Find and copy every line in the records that includes the string "text".

Dataset items:
>>

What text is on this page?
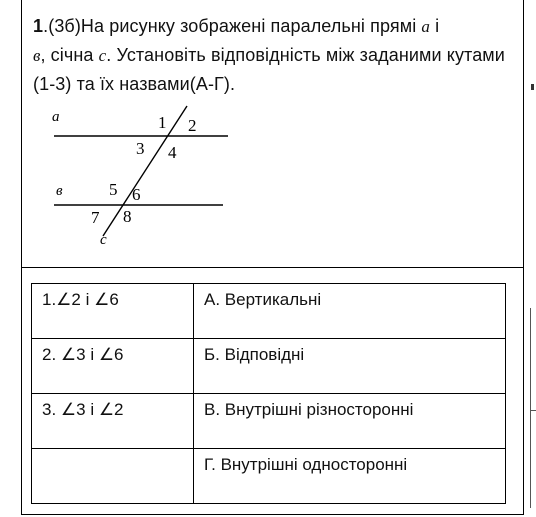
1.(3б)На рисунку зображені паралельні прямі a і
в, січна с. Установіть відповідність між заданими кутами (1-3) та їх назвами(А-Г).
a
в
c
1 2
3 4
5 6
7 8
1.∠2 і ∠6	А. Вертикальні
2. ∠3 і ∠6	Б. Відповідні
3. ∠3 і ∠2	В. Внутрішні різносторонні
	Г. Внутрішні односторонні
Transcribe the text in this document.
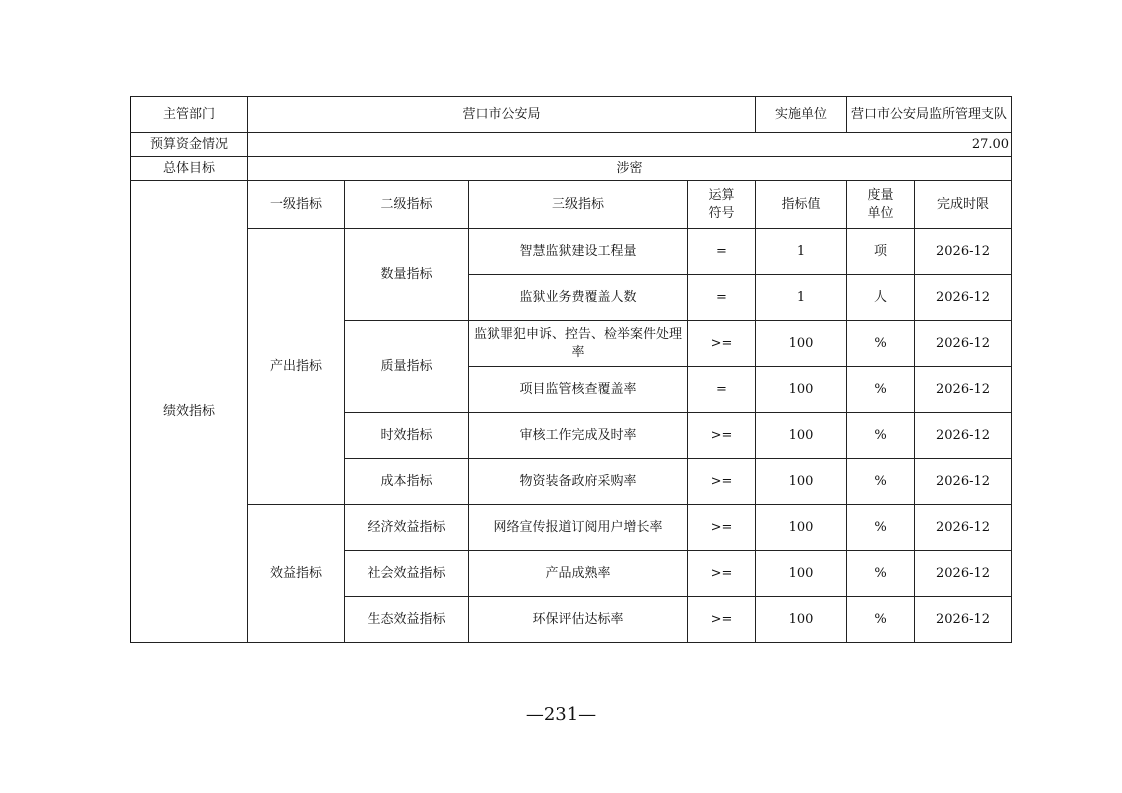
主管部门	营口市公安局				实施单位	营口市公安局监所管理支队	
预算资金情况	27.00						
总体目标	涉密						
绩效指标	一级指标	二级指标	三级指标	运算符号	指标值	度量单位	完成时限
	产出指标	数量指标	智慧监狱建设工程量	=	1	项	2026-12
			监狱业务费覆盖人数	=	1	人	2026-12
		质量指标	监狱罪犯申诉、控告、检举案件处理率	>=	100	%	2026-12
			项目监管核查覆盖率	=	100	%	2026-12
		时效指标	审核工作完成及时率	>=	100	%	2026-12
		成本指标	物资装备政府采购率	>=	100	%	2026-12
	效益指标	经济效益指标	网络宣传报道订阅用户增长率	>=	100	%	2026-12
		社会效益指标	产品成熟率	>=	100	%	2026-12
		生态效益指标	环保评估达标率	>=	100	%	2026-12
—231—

<<

**Reply:**
What text is on this page?
Transcribe the text in this document.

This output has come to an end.